Start Given entries

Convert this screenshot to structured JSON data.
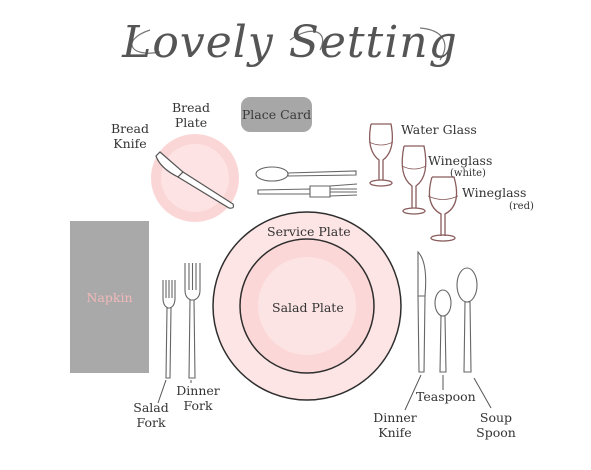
{
  "title": "Lovely Setting",
  "labels": {
    "place_card": "Place Card",
    "napkin": "Napkin",
    "bread_plate_l1": "Bread",
    "bread_plate_l2": "Plate",
    "bread_knife_l1": "Bread",
    "bread_knife_l2": "Knife",
    "water_glass": "Water  Glass",
    "wineglass_white": "Wineglass",
    "wineglass_white_note": "(white)",
    "wineglass_red": "Wineglass",
    "wineglass_red_note": "(red)",
    "service_plate": "Service Plate",
    "salad_plate": "Salad Plate",
    "salad_fork_l1": "Salad",
    "salad_fork_l2": "Fork",
    "dinner_fork_l1": "Dinner",
    "dinner_fork_l2": "Fork",
    "dinner_knife_l1": "Dinner",
    "dinner_knife_l2": "Knife",
    "teaspoon": "Teaspoon",
    "soup_spoon_l1": "Soup",
    "soup_spoon_l2": "Spoon"
  },
  "colors": {
    "plate_fill": "#fde5e5",
    "plate_outline": "#2e2e2e",
    "salad_fill": "#fcd2d2",
    "bread_plate_fill": "#fbd6d6",
    "gray_card": "#a8a8a8",
    "napkin_text": "#f2b9b9",
    "glass_stroke": "#8a5c5c",
    "silver_stroke": "#666666"
  }
}
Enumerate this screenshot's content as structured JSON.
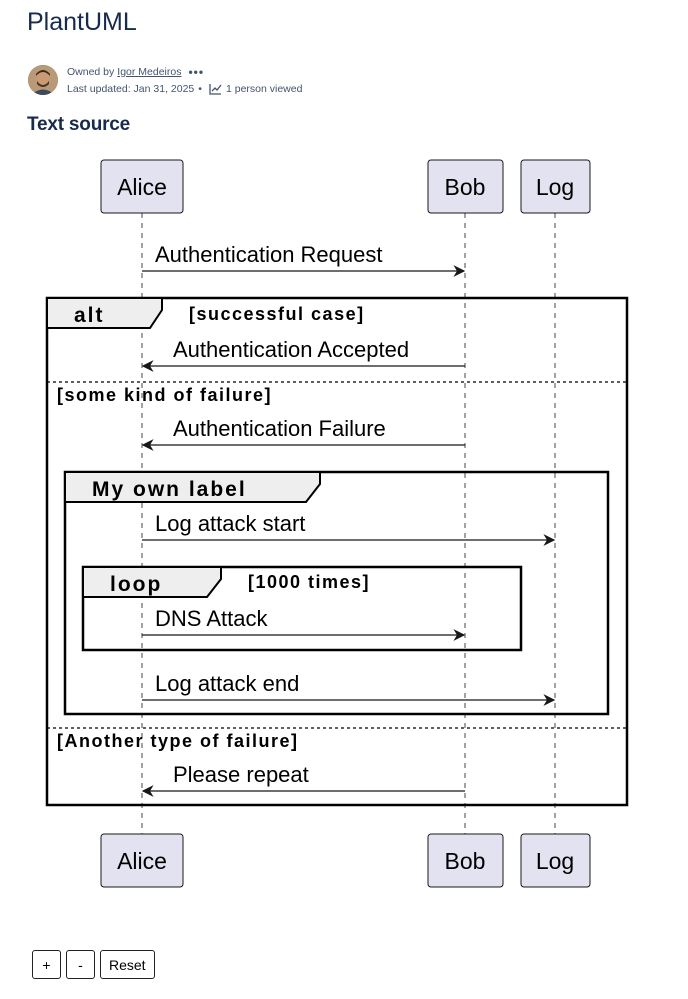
{
  "page": {
    "title": "PlantUML",
    "owned_by_label": "Owned by",
    "owner": "Igor Medeiros",
    "more_label": "•••",
    "last_updated": "Last updated: Jan 31, 2025",
    "separator": "•",
    "views": "1 person viewed",
    "section_heading": "Text source"
  },
  "diagram": {
    "participants": [
      "Alice",
      "Bob",
      "Log"
    ],
    "messages": [
      {
        "from": "Alice",
        "to": "Bob",
        "label": "Authentication Request"
      },
      {
        "from": "Bob",
        "to": "Alice",
        "label": "Authentication Accepted"
      },
      {
        "from": "Bob",
        "to": "Alice",
        "label": "Authentication Failure"
      },
      {
        "from": "Alice",
        "to": "Log",
        "label": "Log attack start"
      },
      {
        "from": "Alice",
        "to": "Bob",
        "label": "DNS Attack"
      },
      {
        "from": "Alice",
        "to": "Log",
        "label": "Log attack end"
      },
      {
        "from": "Bob",
        "to": "Alice",
        "label": "Please repeat"
      }
    ],
    "fragments": {
      "alt": {
        "tag": "alt",
        "guard": "[successful case]",
        "else1": "[some kind of failure]",
        "else2": "[Another type of failure]"
      },
      "group": {
        "tag": "My own label"
      },
      "loop": {
        "tag": "loop",
        "guard": "[1000 times]"
      }
    },
    "colors": {
      "participant_fill": "#e2e2f0",
      "line": "#181818"
    }
  },
  "zoom": {
    "plus": "+",
    "minus": "-",
    "reset": "Reset"
  }
}
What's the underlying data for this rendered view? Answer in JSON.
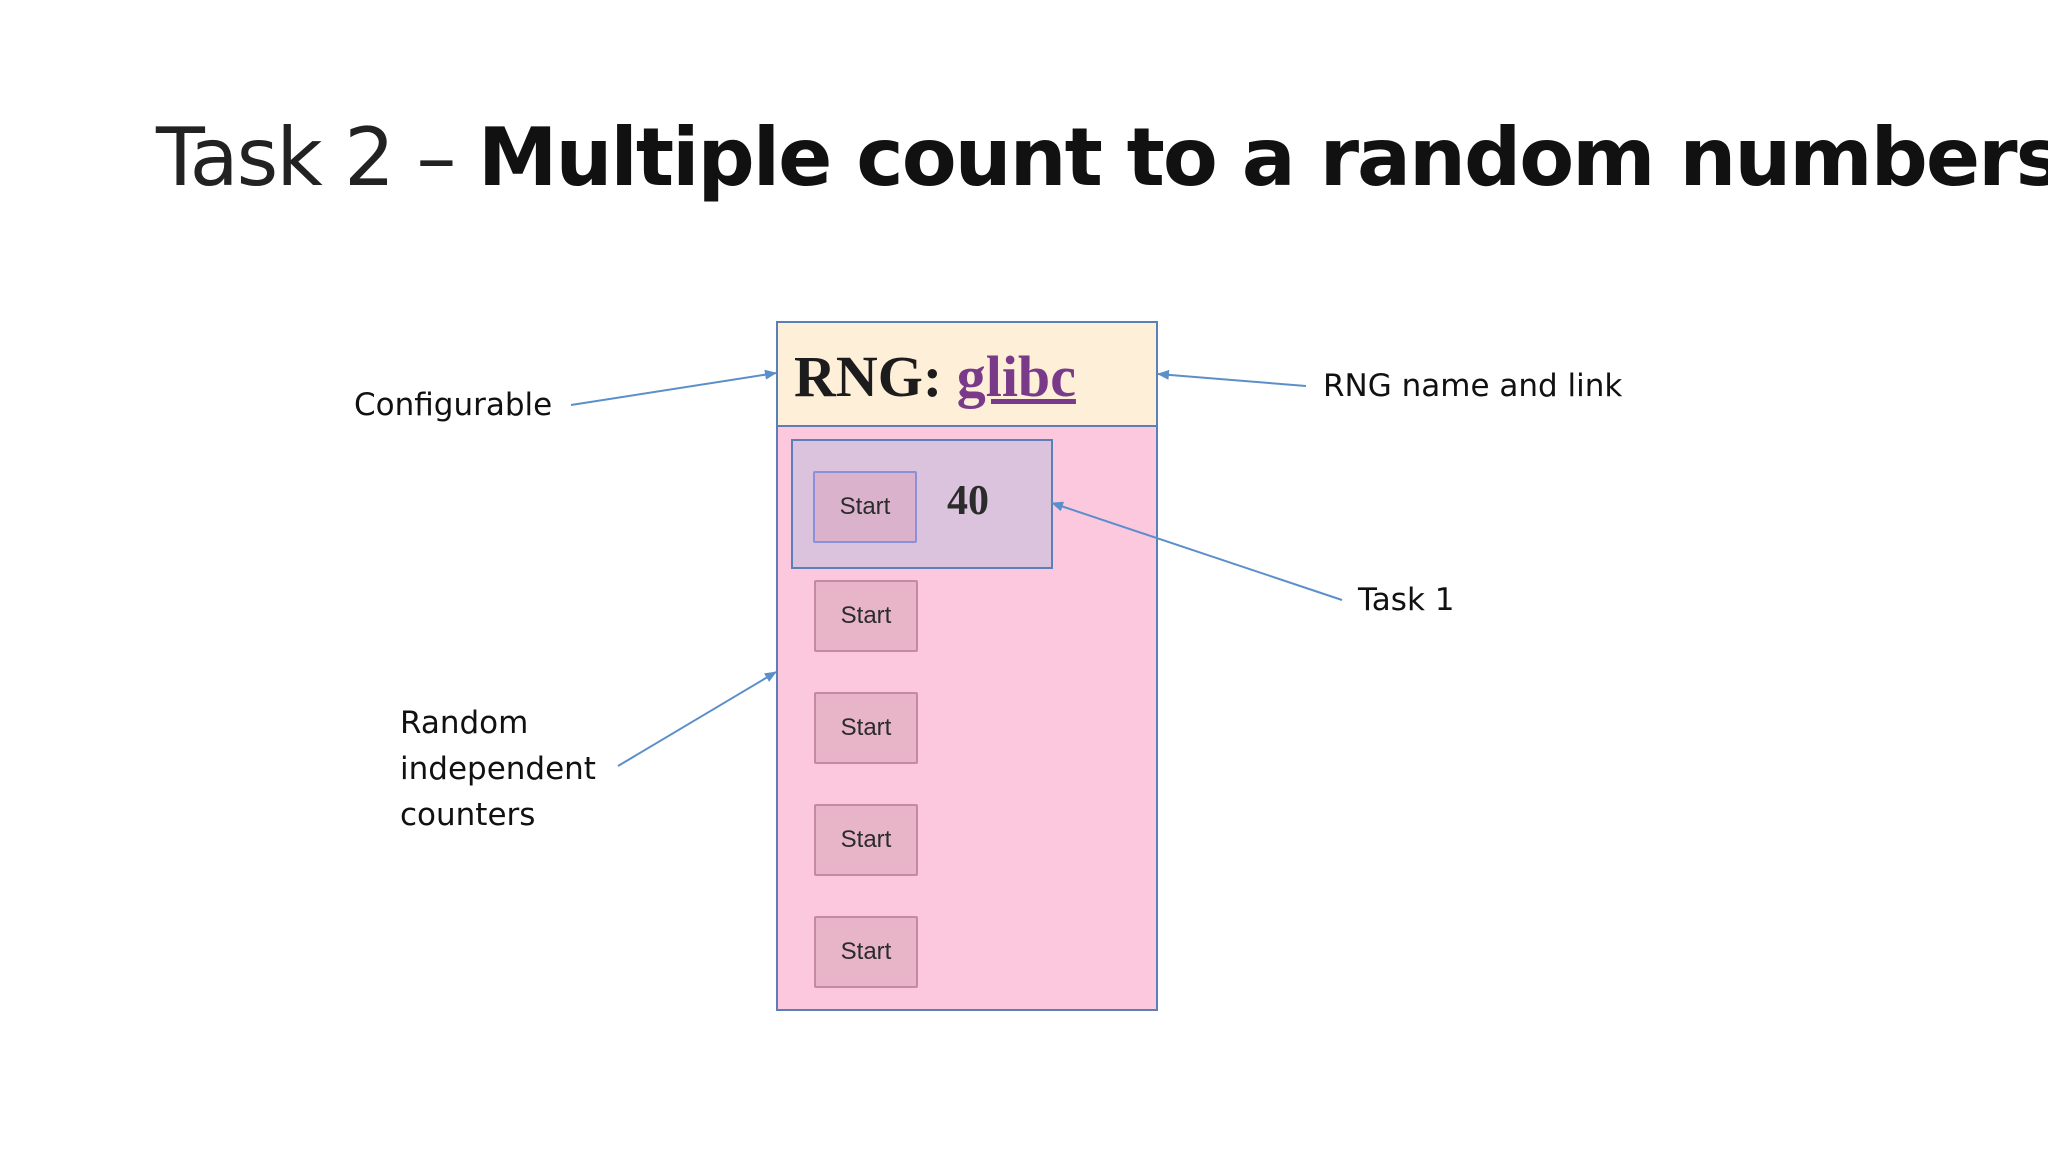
{
  "slide": {
    "title_prefix": "Task 2 – ",
    "title_main": "Multiple count to a random numbers"
  },
  "ui": {
    "rng_label": "RNG:",
    "rng_name": "glibc",
    "task1": {
      "button_label": "Start",
      "value": "40"
    },
    "counters": [
      {
        "button_label": "Start"
      },
      {
        "button_label": "Start"
      },
      {
        "button_label": "Start"
      },
      {
        "button_label": "Start"
      }
    ]
  },
  "annotations": {
    "configurable": "Configurable",
    "rng_name_link": "RNG name and link",
    "task1": "Task 1",
    "random_counters": [
      "Random",
      "independent",
      "counters"
    ]
  },
  "colors": {
    "header_bg": "#fdefd8",
    "panel_bg": "#fcc8de",
    "task1_bg": "#dcc3dd",
    "border": "#5b7fb7",
    "arrow": "#5b8fc9",
    "link": "#7a3a8a"
  }
}
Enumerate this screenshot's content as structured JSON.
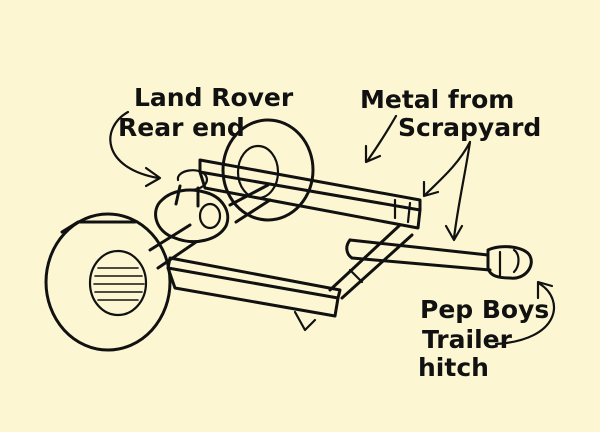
{
  "labels": {
    "land_rover_line1": "Land Rover",
    "land_rover_line2": "Rear end",
    "metal_line1": "Metal from",
    "metal_line2": "Scrapyard",
    "pepboys_line1": "Pep Boys",
    "pepboys_line2": "Trailer",
    "pepboys_line3": "hitch"
  },
  "colors": {
    "paper": "#fcf7d2",
    "ink": "#111111"
  }
}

End Given entries

--- Exercise details ---
Copy out the data above exactly, except the pictures.

--- Solution below ---
Convert this screenshot to structured JSON data.
{
  "title": "Lovely Setting",
  "labels": {
    "place_card": "Place Card",
    "napkin": "Napkin",
    "bread_plate_l1": "Bread",
    "bread_plate_l2": "Plate",
    "bread_knife_l1": "Bread",
    "bread_knife_l2": "Knife",
    "water_glass": "Water  Glass",
    "wineglass_white": "Wineglass",
    "wineglass_white_note": "(white)",
    "wineglass_red": "Wineglass",
    "wineglass_red_note": "(red)",
    "service_plate": "Service Plate",
    "salad_plate": "Salad Plate",
    "salad_fork_l1": "Salad",
    "salad_fork_l2": "Fork",
    "dinner_fork_l1": "Dinner",
    "dinner_fork_l2": "Fork",
    "dinner_knife_l1": "Dinner",
    "dinner_knife_l2": "Knife",
    "teaspoon": "Teaspoon",
    "soup_spoon_l1": "Soup",
    "soup_spoon_l2": "Spoon"
  },
  "colors": {
    "plate_fill": "#fde5e5",
    "plate_outline": "#2e2e2e",
    "salad_fill": "#fcd2d2",
    "bread_plate_fill": "#fbd6d6",
    "gray_card": "#a8a8a8",
    "napkin_text": "#f2b9b9",
    "glass_stroke": "#8a5c5c",
    "silver_stroke": "#666666"
  }
}
Enumerate this screenshot's content as structured JSON.
{
  "page": {
    "title": "PlantUML",
    "owned_by_label": "Owned by",
    "owner": "Igor Medeiros",
    "more_label": "•••",
    "last_updated": "Last updated: Jan 31, 2025",
    "separator": "•",
    "views": "1 person viewed",
    "section_heading": "Text source"
  },
  "diagram": {
    "participants": [
      "Alice",
      "Bob",
      "Log"
    ],
    "messages": [
      {
        "from": "Alice",
        "to": "Bob",
        "label": "Authentication Request"
      },
      {
        "from": "Bob",
        "to": "Alice",
        "label": "Authentication Accepted"
      },
      {
        "from": "Bob",
        "to": "Alice",
        "label": "Authentication Failure"
      },
      {
        "from": "Alice",
        "to": "Log",
        "label": "Log attack start"
      },
      {
        "from": "Alice",
        "to": "Bob",
        "label": "DNS Attack"
      },
      {
        "from": "Alice",
        "to": "Log",
        "label": "Log attack end"
      },
      {
        "from": "Bob",
        "to": "Alice",
        "label": "Please repeat"
      }
    ],
    "fragments": {
      "alt": {
        "tag": "alt",
        "guard": "[successful case]",
        "else1": "[some kind of failure]",
        "else2": "[Another type of failure]"
      },
      "group": {
        "tag": "My own label"
      },
      "loop": {
        "tag": "loop",
        "guard": "[1000 times]"
      }
    },
    "colors": {
      "participant_fill": "#e2e2f0",
      "line": "#181818"
    }
  },
  "zoom": {
    "plus": "+",
    "minus": "-",
    "reset": "Reset"
  }
}
What's the underlying data for this rendered view? Answer in JSON.
{
  "slide": {
    "title_prefix": "Task 2 – ",
    "title_main": "Multiple count to a random numbers"
  },
  "ui": {
    "rng_label": "RNG:",
    "rng_name": "glibc",
    "task1": {
      "button_label": "Start",
      "value": "40"
    },
    "counters": [
      {
        "button_label": "Start"
      },
      {
        "button_label": "Start"
      },
      {
        "button_label": "Start"
      },
      {
        "button_label": "Start"
      }
    ]
  },
  "annotations": {
    "configurable": "Configurable",
    "rng_name_link": "RNG name and link",
    "task1": "Task 1",
    "random_counters": [
      "Random",
      "independent",
      "counters"
    ]
  },
  "colors": {
    "header_bg": "#fdefd8",
    "panel_bg": "#fcc8de",
    "task1_bg": "#dcc3dd",
    "border": "#5b7fb7",
    "arrow": "#5b8fc9",
    "link": "#7a3a8a"
  }
}
Enumerate this screenshot's content as structured JSON.
{
  "labels": {
    "land_rover_line1": "Land Rover",
    "land_rover_line2": "Rear end",
    "metal_line1": "Metal from",
    "metal_line2": "Scrapyard",
    "pepboys_line1": "Pep Boys",
    "pepboys_line2": "Trailer",
    "pepboys_line3": "hitch"
  },
  "colors": {
    "paper": "#fcf7d2",
    "ink": "#111111"
  }
}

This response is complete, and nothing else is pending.